==== Information given

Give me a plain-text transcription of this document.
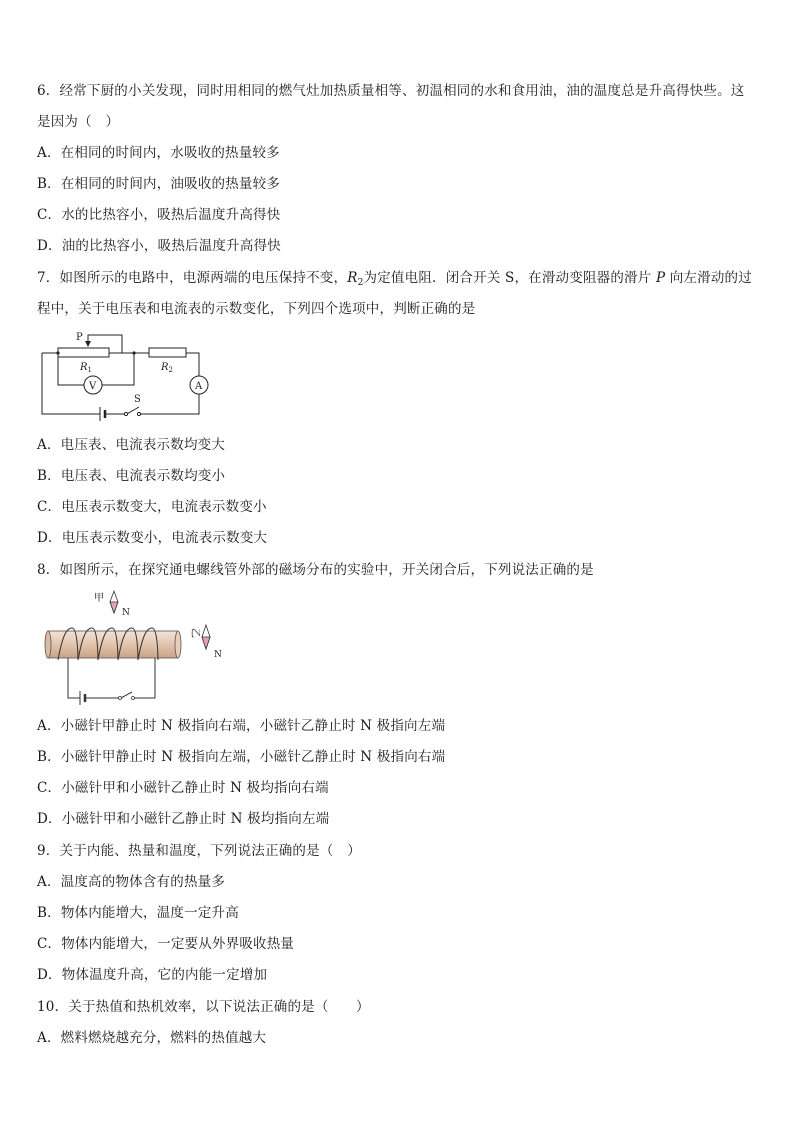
6．经常下厨的小关发现，同时用相同的燃气灶加热质量相等、初温相同的水和食用油，油的温度总是升高得快些。这
是因为（　）
A．在相同的时间内，水吸收的热量较多
B．在相同的时间内，油吸收的热量较多
C．水的比热容小，吸热后温度升高得快
D．油的比热容小，吸热后温度升高得快
7．如图所示的电路中，电源两端的电压保持不变，$R_2$为定值电阻．闭合开关 S，在滑动变阻器的滑片 P 向左滑动的过
程中，关于电压表和电流表的示数变化，下列四个选项中，判断正确的是
P
$R_1$	$R_2$
V	A
S
A．电压表、电流表示数均变大
B．电压表、电流表示数均变小
C．电压表示数变大，电流表示数变小
D．电压表示数变小，电流表示数变大
8．如图所示，在探究通电螺线管外部的磁场分布的实验中，开关闭合后，下列说法正确的是
甲
N
乙
N
A．小磁针甲静止时 N 极指向右端，小磁针乙静止时 N 极指向左端
B．小磁针甲静止时 N 极指向左端，小磁针乙静止时 N 极指向右端
C．小磁针甲和小磁针乙静止时 N 极均指向右端
D．小磁针甲和小磁针乙静止时 N 极均指向左端
9．关于内能、热量和温度，下列说法正确的是（　）
A．温度高的物体含有的热量多
B．物体内能增大，温度一定升高
C．物体内能增大，一定要从外界吸收热量
D．物体温度升高，它的内能一定增加
10．关于热值和热机效率，以下说法正确的是（　　）
A．燃料燃烧越充分，燃料的热值越大
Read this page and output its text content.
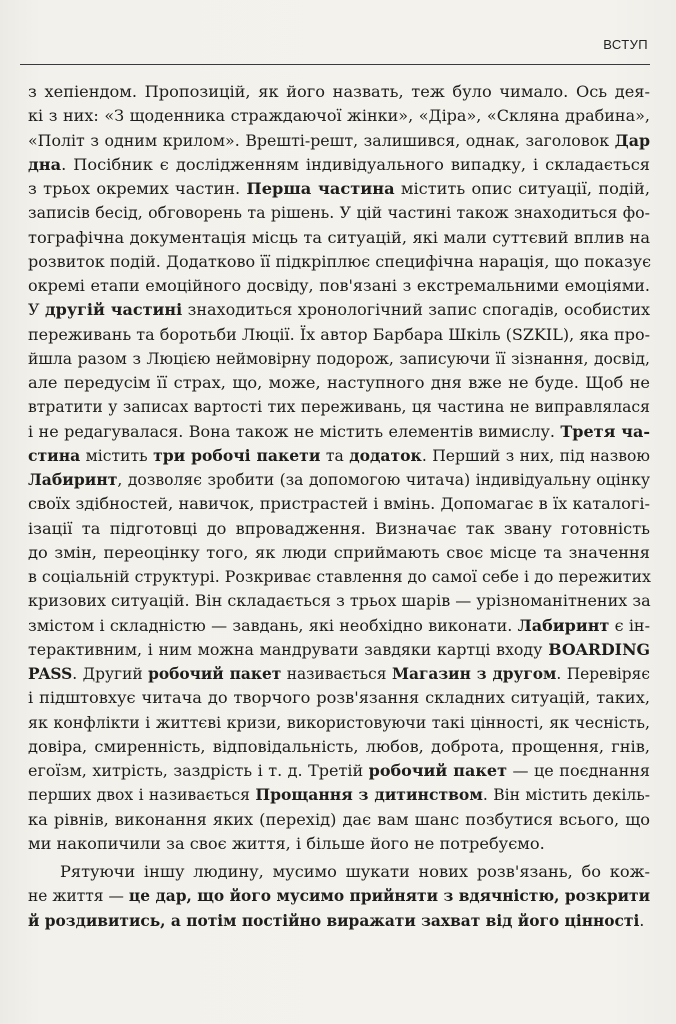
ВСТУП
з хепіендом. Пропозицій, як його назвать, теж було чимало. Ось дея-
кі з них: «З щоденника страждаючої жінки», «Діра», «Скляна драбина»,
«Політ з одним крилом». Врешті-решт, залишився, однак, заголовок Дар
дна. Посібник є дослідженням індивідуального випадку, і складається
з трьох окремих частин. Перша частина містить опис ситуації, подій,
записів бесід, обговорень та рішень. У цій частині також знаходиться фо-
тографічна документація місць та ситуацій, які мали суттєвий вплив на
розвиток подій. Додатково її підкріплює специфічна нарація, що показує
окремі етапи емоційного досвіду, пов'язані з екстремальними емоціями.
У другій частині знаходиться хронологічний запис спогадів, особистих
переживань та боротьби Люції. Їх автор Барбара Шкіль (SZKIL), яка про-
йшла разом з Люцією неймовірну подорож, записуючи її зізнання, досвід,
але передусім її страх, що, може, наступного дня вже не буде. Щоб не
втратити у записах вартості тих переживань, ця частина не виправлялася
і не редагувалася. Вона також не містить елементів вимислу. Третя ча-
стина містить три робочі пакети та додаток. Перший з них, під назвою
Лабиринт, дозволяє зробити (за допомогою читача) індивідуальну оцінку
своїх здібностей, навичок, пристрастей і вмінь. Допомагає в їх каталогі-
ізації та підготовці до впровадження. Визначає так звану готовність
до змін, переоцінку того, як люди сприймають своє місце та значення
в соціальній структурі. Розкриває ставлення до самої себе і до пережитих
кризових ситуацій. Він складається з трьох шарів — урізноманітнених за
змістом і складністю — завдань, які необхідно виконати. Лабиринт є ін-
терактивним, і ним можна мандрувати завдяки картці входу BOARDING
PASS. Другий робочий пакет називається Магазин з другом. Перевіряє
і підштовхує читача до творчого розв'язання складних ситуацій, таких,
як конфлікти і життєві кризи, використовуючи такі цінності, як чесність,
довіра, смиренність, відповідальність, любов, доброта, прощення, гнів,
егоїзм, хитрість, заздрість і т. д. Третій робочий пакет — це поєднання
перших двох і називається Прощання з дитинством. Він містить декіль-
ка рівнів, виконання яких (перехід) дає вам шанс позбутися всього, що
ми накопичили за своє життя, і більше його не потребуємо.
Рятуючи іншу людину, мусимо шукати нових розв'язань, бо кож-
не життя — це дар, що його мусимо прийняти з вдячністю, розкрити
й роздивитись, а потім постійно виражати захват від його цінності.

========

● What to work on:
Where a line in the entries holds "також", copy that line.

● Result for this task:
записів бесід, обговорень та рішень. У цій частині також знаходиться фо-
і не редагувалася. Вона також не містить елементів вимислу. Третя ча-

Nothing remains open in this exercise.